◆ Description of the task: List each line of the data that holds the word "COVID".

◆ Records to use:
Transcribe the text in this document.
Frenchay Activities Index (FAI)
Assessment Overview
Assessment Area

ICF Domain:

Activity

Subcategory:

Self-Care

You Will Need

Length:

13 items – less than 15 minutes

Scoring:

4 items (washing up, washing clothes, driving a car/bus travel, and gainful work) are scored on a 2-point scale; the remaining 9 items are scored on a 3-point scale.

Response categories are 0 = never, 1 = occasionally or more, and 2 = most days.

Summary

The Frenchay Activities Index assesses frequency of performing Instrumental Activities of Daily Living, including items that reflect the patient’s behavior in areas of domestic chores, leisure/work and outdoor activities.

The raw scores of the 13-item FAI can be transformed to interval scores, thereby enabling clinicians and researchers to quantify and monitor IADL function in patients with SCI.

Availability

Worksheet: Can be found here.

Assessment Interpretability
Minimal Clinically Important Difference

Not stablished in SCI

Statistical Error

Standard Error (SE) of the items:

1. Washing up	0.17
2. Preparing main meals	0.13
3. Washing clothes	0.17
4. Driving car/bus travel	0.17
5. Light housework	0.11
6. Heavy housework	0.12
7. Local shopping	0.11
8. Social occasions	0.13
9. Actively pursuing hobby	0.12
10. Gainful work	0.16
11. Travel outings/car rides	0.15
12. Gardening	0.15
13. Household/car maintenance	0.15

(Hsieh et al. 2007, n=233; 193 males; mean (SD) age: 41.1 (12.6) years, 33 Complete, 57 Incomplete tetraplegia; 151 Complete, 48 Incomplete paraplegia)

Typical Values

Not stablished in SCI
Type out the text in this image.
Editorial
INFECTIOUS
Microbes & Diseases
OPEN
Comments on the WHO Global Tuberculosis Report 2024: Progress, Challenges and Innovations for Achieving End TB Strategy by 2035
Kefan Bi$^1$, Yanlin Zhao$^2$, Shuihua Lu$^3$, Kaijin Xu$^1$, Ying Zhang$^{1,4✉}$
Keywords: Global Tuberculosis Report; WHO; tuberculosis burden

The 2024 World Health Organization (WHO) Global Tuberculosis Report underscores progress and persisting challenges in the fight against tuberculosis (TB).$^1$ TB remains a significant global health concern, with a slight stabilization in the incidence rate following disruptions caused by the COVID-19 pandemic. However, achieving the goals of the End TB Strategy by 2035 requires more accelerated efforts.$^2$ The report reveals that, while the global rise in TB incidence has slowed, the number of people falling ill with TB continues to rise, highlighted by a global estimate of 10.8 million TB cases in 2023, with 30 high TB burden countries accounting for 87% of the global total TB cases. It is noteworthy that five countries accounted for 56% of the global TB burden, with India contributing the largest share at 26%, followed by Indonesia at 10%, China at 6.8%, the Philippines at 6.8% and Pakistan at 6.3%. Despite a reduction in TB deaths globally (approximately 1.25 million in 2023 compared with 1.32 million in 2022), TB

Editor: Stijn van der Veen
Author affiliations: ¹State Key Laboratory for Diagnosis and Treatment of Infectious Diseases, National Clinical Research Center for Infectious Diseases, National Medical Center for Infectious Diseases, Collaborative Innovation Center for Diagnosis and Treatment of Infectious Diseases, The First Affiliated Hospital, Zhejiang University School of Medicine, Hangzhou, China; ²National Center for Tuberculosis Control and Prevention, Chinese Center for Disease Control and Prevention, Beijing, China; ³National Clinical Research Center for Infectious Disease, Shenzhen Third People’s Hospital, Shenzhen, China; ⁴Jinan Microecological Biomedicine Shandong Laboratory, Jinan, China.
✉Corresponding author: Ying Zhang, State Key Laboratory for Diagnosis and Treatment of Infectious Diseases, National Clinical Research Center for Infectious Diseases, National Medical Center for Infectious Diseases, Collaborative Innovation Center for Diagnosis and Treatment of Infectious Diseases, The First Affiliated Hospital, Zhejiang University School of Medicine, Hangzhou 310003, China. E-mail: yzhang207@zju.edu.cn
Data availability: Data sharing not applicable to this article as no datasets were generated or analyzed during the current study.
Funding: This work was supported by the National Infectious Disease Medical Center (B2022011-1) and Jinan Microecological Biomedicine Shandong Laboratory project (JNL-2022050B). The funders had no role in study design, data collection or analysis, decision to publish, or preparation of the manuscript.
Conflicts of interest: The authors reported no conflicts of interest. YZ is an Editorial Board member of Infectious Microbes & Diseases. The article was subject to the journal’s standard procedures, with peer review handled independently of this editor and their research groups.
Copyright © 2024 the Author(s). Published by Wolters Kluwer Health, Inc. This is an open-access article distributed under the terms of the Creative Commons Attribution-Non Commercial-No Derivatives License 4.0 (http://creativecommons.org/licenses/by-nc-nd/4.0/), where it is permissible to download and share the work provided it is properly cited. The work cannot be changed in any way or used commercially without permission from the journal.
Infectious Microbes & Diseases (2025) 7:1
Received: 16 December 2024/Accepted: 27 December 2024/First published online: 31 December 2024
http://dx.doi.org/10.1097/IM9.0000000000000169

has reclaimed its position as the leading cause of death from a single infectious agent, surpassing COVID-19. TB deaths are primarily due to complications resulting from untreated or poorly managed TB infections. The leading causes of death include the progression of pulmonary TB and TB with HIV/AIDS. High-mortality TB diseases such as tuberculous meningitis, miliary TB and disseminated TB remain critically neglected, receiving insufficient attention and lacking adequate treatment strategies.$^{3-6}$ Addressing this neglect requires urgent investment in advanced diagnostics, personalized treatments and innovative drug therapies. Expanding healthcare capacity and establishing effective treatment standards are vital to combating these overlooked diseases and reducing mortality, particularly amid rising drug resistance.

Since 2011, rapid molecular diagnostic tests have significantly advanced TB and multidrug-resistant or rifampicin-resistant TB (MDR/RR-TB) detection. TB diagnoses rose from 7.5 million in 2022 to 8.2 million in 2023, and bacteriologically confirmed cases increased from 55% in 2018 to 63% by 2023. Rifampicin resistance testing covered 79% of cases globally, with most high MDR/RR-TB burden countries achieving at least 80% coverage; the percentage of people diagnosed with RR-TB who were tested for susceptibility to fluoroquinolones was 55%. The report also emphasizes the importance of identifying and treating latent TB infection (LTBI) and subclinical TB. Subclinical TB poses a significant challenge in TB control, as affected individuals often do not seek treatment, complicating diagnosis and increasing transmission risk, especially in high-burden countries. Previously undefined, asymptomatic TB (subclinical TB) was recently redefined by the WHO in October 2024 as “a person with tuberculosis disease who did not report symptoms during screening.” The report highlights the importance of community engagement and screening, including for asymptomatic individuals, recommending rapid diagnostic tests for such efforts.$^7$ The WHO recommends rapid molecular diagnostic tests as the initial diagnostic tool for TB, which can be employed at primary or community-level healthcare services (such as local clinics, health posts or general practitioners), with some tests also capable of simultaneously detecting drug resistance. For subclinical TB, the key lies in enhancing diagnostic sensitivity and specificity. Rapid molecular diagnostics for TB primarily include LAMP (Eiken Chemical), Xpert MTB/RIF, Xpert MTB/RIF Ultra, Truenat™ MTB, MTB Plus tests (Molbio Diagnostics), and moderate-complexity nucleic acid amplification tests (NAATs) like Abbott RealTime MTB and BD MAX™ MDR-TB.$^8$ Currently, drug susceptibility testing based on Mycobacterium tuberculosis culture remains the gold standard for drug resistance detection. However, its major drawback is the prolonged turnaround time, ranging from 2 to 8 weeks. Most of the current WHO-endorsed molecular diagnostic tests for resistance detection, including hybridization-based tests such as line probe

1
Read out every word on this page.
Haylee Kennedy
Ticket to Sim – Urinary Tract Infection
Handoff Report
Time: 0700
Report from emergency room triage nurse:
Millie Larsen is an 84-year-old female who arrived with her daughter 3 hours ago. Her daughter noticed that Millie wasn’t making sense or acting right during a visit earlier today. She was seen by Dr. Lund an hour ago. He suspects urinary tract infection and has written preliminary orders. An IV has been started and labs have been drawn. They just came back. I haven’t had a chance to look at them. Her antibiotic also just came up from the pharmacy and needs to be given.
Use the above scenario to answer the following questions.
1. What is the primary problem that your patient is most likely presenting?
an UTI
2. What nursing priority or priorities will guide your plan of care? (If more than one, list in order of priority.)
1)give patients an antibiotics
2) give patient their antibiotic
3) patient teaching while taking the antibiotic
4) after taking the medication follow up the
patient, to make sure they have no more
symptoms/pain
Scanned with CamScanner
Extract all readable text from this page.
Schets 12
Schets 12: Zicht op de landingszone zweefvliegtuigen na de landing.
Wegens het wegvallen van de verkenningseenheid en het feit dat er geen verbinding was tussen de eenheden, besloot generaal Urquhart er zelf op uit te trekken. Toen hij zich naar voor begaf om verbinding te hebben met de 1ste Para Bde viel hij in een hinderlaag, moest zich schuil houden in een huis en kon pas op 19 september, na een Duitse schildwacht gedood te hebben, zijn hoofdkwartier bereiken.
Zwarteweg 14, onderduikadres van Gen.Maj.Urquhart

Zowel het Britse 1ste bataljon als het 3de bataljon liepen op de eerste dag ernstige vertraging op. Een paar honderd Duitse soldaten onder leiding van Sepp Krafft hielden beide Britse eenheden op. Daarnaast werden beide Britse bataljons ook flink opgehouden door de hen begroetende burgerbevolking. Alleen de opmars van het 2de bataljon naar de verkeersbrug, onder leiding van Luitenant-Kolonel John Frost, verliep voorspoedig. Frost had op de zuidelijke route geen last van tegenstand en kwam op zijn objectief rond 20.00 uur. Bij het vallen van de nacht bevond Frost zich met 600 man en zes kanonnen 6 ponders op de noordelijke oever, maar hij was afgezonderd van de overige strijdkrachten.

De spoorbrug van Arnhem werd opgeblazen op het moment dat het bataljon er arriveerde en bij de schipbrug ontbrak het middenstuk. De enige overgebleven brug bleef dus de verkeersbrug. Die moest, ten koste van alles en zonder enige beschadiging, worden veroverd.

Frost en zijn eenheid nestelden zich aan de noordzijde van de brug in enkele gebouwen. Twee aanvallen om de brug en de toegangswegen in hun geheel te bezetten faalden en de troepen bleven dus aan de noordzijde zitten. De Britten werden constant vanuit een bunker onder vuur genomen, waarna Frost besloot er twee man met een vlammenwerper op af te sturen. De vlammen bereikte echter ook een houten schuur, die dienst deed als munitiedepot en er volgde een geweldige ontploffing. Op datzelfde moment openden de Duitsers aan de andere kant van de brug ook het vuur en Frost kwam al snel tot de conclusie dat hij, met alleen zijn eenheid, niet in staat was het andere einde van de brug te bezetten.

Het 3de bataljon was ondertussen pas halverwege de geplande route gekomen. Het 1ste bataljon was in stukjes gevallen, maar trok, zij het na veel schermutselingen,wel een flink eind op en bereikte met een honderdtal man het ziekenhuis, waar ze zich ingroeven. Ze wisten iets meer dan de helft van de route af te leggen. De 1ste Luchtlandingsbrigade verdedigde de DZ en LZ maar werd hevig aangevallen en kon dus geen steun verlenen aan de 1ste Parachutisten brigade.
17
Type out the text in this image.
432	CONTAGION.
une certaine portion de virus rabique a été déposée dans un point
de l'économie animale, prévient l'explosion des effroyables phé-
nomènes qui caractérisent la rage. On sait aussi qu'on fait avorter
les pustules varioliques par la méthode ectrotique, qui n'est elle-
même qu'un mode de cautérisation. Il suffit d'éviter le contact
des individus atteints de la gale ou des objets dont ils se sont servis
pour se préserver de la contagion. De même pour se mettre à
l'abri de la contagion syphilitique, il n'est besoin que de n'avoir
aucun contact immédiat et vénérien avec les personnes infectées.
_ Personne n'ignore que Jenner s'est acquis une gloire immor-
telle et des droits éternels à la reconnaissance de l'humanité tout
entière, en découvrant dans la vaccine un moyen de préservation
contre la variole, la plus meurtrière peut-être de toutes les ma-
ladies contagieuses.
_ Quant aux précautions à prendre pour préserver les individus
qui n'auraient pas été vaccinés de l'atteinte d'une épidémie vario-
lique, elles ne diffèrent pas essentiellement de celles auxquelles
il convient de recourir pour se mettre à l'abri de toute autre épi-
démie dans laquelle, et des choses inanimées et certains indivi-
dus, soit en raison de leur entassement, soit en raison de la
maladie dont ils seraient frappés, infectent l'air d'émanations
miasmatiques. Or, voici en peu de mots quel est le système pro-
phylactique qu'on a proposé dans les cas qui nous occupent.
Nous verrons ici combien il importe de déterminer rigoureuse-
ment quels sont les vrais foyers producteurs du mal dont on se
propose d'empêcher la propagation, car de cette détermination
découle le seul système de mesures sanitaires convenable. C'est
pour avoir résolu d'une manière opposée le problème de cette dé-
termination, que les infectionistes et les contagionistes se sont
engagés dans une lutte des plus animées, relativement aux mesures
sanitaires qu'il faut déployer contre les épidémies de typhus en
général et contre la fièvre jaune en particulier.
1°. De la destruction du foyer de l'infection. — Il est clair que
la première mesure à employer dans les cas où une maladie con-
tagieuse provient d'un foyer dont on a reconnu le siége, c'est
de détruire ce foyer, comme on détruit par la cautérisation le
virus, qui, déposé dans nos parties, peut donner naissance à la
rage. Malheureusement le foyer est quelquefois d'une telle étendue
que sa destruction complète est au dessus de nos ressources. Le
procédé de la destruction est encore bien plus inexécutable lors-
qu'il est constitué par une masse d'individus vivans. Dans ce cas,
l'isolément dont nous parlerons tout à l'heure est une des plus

◆ Reply to the exercise:
The 2024 World Health Organization (WHO) Global Tuberculosis Report underscores progress and persisting challenges in the fight against tuberculosis (TB).$^1$ TB remains a significant global health concern, with a slight stabilization in the incidence rate following disruptions caused by the COVID-19 pandemic. However, achieving the goals of the End TB Strategy by 2035 requires more accelerated efforts.$^2$ The report reveals that, while the global rise in TB incidence has slowed, the number of people falling ill with TB continues to rise, highlighted by a global estimate of 10.8 million TB cases in 2023, with 30 high TB burden countries accounting for 87% of the global total TB cases. It is noteworthy that five countries accounted for 56% of the global TB burden, with India contributing the largest share at 26%, followed by Indonesia at 10%, China at 6.8%, the Philippines at 6.8% and Pakistan at 6.3%. Despite a reduction in TB deaths globally (approximately 1.25 million in 2023 compared with 1.32 million in 2022), TB
has reclaimed its position as the leading cause of death from a single infectious agent, surpassing COVID-19. TB deaths are primarily due to complications resulting from untreated or poorly managed TB infections. The leading causes of death include the progression of pulmonary TB and TB with HIV/AIDS. High-mortality TB diseases such as tuberculous meningitis, miliary TB and disseminated TB remain critically neglected, receiving insufficient attention and lacking adequate treatment strategies.$^{3-6}$ Addressing this neglect requires urgent investment in advanced diagnostics, personalized treatments and innovative drug therapies. Expanding healthcare capacity and establishing effective treatment standards are vital to combating these overlooked diseases and reducing mortality, particularly amid rising drug resistance.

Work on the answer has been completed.